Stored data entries
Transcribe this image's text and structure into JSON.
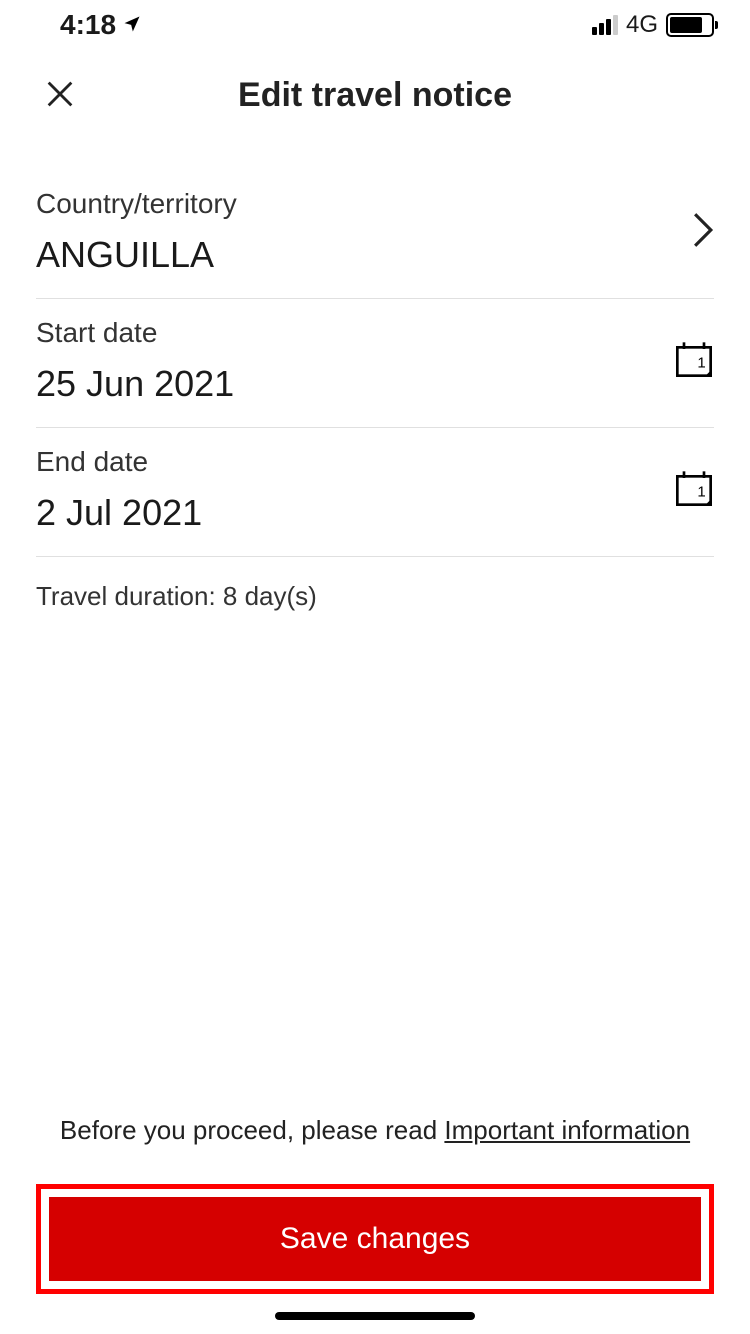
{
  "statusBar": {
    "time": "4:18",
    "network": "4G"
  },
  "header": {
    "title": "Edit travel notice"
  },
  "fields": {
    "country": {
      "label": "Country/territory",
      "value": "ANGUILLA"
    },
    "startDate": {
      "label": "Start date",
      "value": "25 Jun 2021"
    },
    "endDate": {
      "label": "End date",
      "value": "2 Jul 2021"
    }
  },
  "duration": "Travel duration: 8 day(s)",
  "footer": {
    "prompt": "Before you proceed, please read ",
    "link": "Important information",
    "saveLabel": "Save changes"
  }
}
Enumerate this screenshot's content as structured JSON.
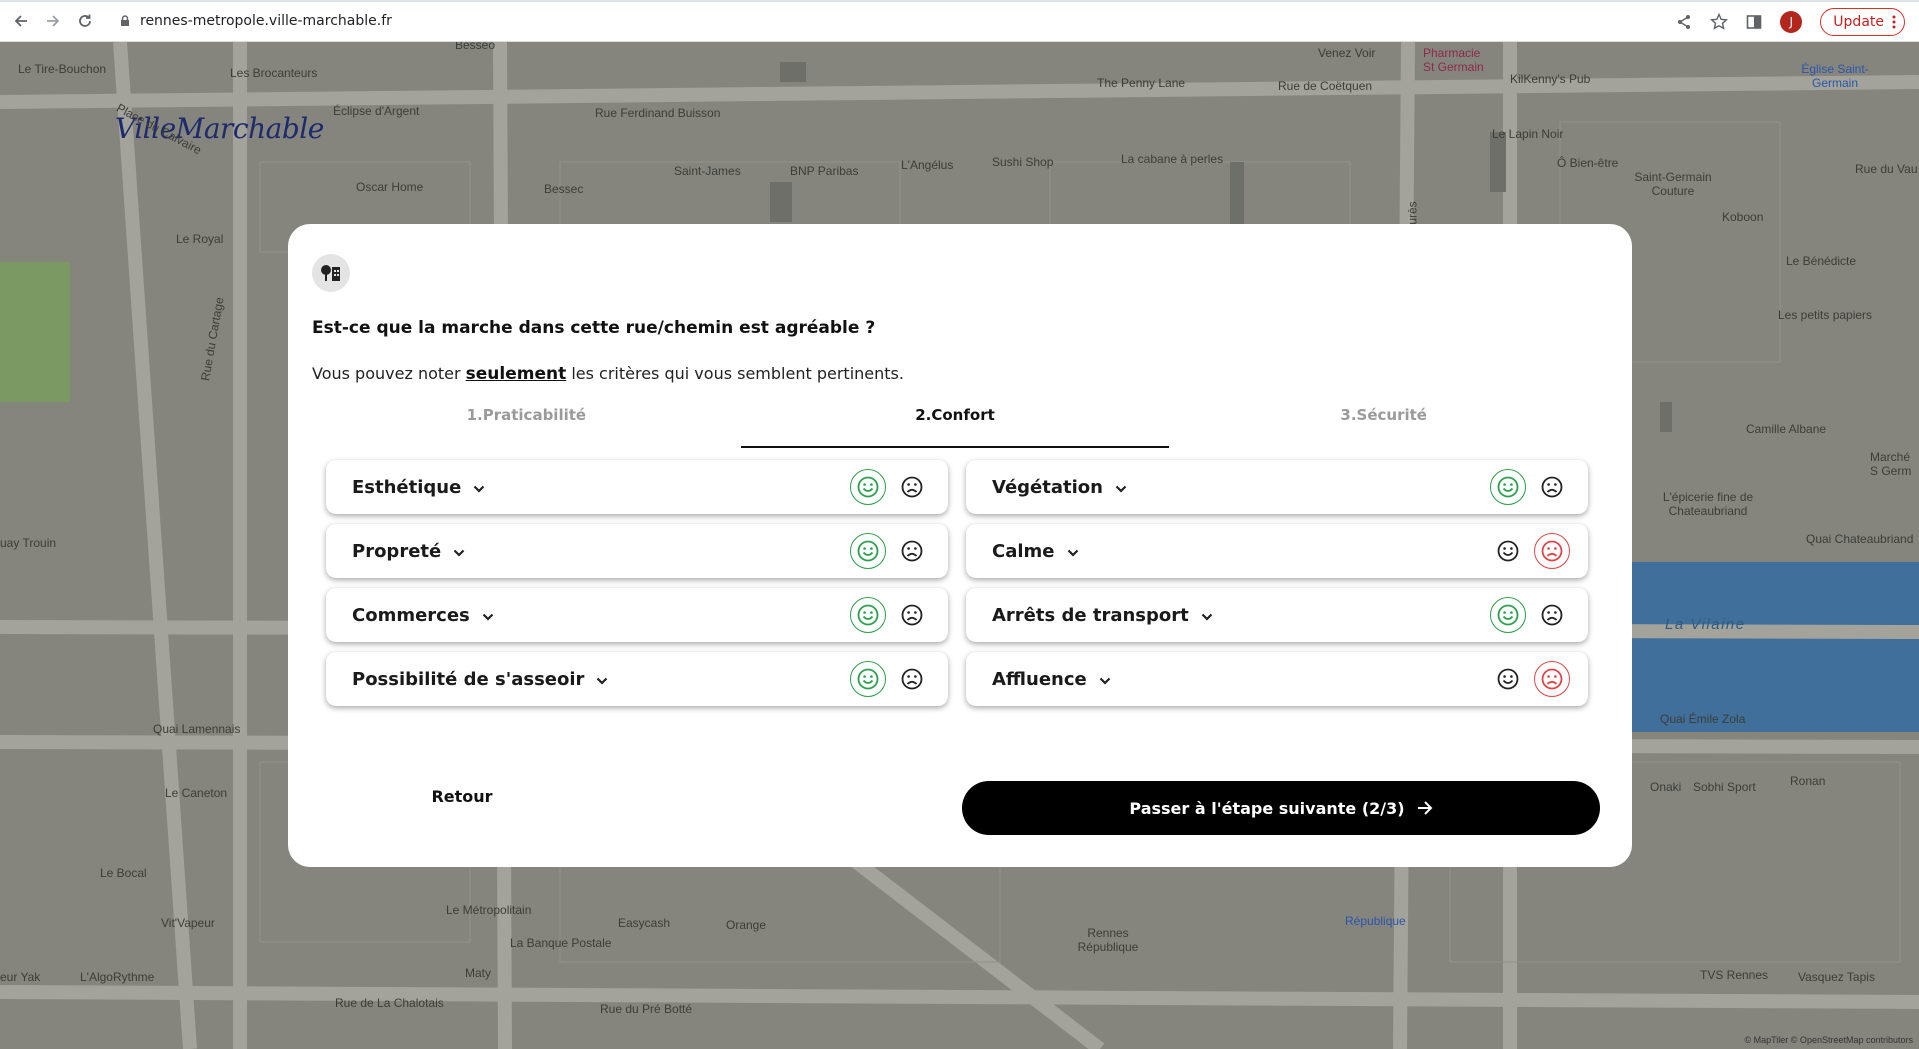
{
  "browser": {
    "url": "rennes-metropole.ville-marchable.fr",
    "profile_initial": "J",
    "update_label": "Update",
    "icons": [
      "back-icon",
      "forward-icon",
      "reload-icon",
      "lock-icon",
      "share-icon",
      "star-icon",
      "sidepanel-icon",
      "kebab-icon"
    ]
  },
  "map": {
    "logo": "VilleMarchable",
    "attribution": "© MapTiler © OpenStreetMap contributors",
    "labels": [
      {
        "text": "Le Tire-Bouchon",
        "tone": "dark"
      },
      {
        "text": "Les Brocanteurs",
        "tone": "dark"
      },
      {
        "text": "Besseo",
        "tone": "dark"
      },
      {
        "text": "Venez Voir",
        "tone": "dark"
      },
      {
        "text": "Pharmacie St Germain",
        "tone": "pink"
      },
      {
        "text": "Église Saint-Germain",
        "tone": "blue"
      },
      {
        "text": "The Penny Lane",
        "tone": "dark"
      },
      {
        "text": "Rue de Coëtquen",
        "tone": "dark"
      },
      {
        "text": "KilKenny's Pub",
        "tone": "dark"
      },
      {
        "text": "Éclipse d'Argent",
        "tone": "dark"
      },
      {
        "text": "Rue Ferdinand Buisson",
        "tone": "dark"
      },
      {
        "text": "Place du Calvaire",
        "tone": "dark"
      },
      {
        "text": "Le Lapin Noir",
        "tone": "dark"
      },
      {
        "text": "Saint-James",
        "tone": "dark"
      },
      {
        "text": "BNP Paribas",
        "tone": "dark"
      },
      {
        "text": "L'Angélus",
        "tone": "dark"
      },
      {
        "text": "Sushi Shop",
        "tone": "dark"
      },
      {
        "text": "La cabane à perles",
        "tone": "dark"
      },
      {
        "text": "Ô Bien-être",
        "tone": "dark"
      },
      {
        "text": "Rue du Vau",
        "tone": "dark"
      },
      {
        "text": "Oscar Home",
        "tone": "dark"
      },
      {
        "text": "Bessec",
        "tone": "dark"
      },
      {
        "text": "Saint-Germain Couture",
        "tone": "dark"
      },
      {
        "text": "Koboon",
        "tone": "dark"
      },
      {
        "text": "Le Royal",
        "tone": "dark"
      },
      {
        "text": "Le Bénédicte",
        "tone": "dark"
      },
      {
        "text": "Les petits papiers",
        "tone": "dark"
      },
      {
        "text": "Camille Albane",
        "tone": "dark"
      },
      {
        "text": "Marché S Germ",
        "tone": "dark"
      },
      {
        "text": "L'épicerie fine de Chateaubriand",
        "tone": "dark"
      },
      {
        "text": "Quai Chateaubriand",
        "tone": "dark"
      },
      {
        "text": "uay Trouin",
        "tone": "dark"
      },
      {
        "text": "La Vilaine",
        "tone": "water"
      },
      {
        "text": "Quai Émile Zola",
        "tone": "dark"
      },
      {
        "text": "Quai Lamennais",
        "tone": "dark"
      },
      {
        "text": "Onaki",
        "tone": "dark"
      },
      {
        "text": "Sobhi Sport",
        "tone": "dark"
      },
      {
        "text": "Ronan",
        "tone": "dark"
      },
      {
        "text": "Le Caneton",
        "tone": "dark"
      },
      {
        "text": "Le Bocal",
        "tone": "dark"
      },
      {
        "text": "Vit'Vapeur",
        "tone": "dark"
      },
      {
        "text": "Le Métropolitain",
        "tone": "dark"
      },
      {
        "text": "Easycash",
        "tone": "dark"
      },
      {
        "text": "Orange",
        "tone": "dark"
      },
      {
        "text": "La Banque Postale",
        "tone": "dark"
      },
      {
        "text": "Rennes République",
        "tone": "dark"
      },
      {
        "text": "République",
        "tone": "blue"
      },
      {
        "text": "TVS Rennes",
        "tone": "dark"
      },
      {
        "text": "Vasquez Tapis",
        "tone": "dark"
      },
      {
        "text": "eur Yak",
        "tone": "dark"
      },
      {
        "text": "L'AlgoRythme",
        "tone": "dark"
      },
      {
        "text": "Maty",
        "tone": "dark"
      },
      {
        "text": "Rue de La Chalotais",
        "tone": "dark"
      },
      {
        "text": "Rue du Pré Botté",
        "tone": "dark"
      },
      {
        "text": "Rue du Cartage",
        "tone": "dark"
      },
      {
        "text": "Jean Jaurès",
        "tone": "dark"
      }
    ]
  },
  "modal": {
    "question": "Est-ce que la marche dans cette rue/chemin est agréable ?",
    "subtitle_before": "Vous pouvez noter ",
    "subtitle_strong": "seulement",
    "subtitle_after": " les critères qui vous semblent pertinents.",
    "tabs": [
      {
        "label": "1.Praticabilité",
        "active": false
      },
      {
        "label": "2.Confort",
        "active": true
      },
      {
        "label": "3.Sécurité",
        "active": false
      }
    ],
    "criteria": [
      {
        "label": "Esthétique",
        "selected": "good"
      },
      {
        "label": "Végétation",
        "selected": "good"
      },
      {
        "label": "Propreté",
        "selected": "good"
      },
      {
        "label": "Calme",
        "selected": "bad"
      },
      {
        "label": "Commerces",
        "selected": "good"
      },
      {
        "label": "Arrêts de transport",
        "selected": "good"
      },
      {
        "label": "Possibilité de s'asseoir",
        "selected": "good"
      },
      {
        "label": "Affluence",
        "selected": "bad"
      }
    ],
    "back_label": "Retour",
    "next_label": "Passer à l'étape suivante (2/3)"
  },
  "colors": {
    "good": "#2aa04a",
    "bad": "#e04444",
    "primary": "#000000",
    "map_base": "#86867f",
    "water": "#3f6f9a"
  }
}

...

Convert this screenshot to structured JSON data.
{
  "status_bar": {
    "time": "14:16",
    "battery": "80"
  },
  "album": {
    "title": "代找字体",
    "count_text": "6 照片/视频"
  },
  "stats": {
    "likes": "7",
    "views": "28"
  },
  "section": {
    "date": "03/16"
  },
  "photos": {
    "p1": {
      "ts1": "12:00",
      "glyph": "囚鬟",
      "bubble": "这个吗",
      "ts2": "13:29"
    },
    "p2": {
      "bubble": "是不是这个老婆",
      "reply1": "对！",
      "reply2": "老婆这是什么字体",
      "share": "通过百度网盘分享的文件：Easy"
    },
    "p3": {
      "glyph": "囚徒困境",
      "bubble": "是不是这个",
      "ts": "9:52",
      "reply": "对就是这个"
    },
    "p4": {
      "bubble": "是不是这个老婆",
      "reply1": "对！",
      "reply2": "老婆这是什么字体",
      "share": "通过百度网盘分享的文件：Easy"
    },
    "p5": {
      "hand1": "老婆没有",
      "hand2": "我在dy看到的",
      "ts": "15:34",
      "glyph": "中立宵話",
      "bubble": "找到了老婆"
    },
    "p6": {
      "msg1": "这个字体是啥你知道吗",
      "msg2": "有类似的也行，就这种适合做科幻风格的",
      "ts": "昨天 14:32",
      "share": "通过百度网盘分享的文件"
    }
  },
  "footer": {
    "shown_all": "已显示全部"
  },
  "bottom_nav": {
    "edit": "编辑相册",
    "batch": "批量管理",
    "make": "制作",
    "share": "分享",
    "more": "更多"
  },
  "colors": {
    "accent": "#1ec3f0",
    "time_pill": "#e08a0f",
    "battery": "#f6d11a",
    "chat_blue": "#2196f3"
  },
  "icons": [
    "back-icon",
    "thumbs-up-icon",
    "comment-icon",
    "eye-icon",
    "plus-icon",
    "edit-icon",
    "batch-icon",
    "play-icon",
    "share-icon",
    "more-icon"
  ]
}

---

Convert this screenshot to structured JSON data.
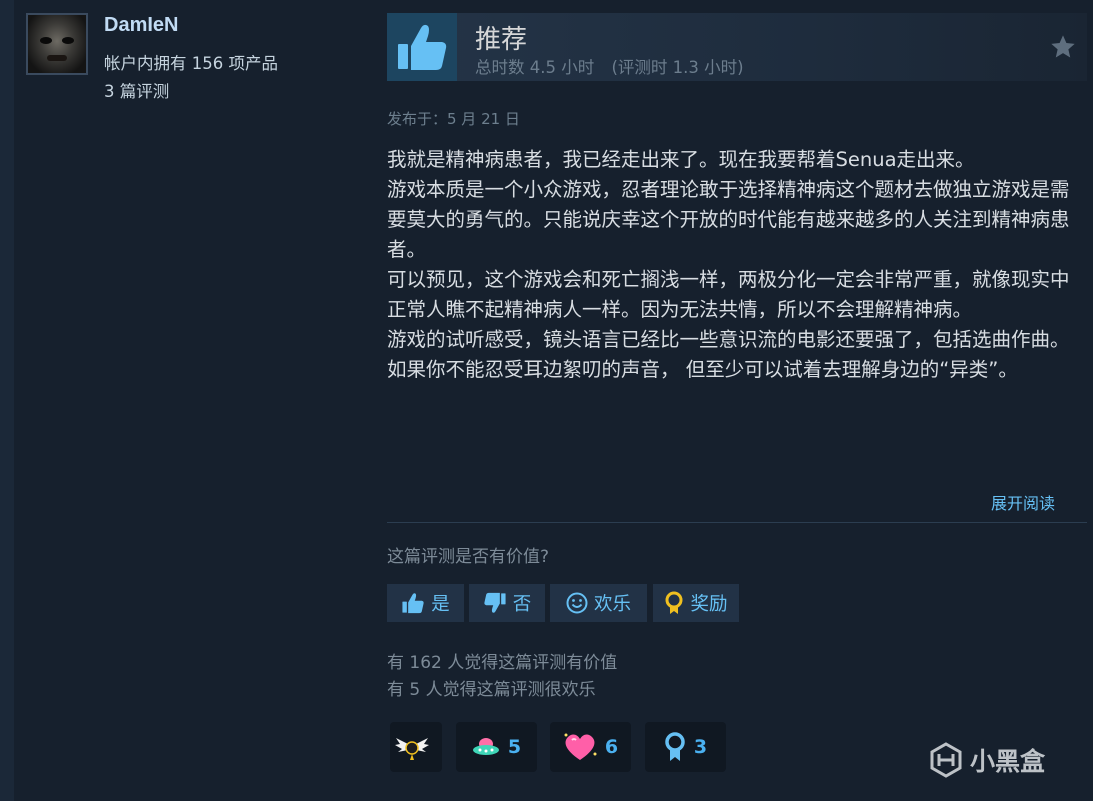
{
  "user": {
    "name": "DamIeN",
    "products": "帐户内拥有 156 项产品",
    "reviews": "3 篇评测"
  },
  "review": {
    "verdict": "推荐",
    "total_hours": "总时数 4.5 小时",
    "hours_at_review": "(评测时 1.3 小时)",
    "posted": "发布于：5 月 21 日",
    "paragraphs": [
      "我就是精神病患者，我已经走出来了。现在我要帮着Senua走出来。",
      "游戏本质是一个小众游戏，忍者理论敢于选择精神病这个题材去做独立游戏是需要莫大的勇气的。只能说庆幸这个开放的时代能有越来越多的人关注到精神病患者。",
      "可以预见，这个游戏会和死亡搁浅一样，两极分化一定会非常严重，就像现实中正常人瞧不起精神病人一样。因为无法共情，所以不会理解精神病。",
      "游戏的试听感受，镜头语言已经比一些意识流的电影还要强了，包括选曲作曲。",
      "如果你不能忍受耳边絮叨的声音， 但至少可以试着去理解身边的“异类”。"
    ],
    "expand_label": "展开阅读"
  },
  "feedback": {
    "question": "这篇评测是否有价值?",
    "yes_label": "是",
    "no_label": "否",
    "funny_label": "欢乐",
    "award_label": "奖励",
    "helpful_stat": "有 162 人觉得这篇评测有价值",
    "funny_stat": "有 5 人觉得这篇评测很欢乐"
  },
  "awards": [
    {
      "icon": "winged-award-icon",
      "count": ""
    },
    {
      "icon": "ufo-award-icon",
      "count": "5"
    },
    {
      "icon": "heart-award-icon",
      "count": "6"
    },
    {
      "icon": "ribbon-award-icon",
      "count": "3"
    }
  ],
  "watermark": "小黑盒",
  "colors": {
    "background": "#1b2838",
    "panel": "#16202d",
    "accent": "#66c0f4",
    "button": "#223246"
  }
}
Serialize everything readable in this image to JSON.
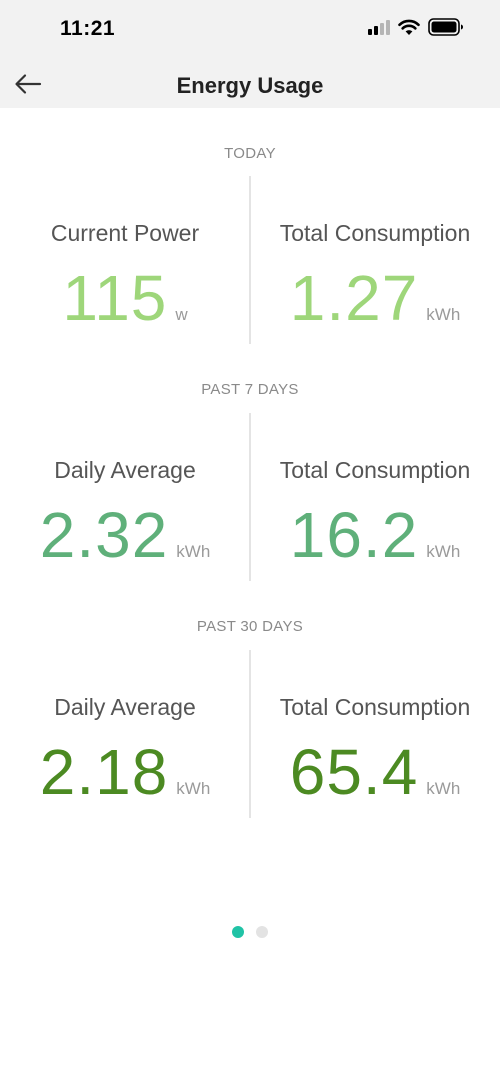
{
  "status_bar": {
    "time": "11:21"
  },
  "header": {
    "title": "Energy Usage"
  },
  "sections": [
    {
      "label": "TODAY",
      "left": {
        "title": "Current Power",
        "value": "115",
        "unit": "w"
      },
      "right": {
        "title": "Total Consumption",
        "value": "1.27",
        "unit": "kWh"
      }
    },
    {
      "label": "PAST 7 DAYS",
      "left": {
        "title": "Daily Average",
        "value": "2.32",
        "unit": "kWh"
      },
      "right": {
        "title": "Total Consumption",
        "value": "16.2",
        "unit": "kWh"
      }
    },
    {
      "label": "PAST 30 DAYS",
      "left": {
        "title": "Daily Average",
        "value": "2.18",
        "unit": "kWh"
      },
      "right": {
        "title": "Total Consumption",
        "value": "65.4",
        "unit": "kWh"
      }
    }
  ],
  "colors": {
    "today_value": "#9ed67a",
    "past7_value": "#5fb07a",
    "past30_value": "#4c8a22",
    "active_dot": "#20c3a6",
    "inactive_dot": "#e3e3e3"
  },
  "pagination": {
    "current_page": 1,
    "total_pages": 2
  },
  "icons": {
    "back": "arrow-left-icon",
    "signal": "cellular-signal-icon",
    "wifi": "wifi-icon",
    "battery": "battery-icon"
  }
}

*EXERCISE DETAILS*
Look over the records above and copy each line that includes the string "question".

*RESPONSE TO THIS TASK*
    "question": "Est-ce que la marche dans cette rue/chemin est agréable ?",
    "question": "这篇评测是否有价值?",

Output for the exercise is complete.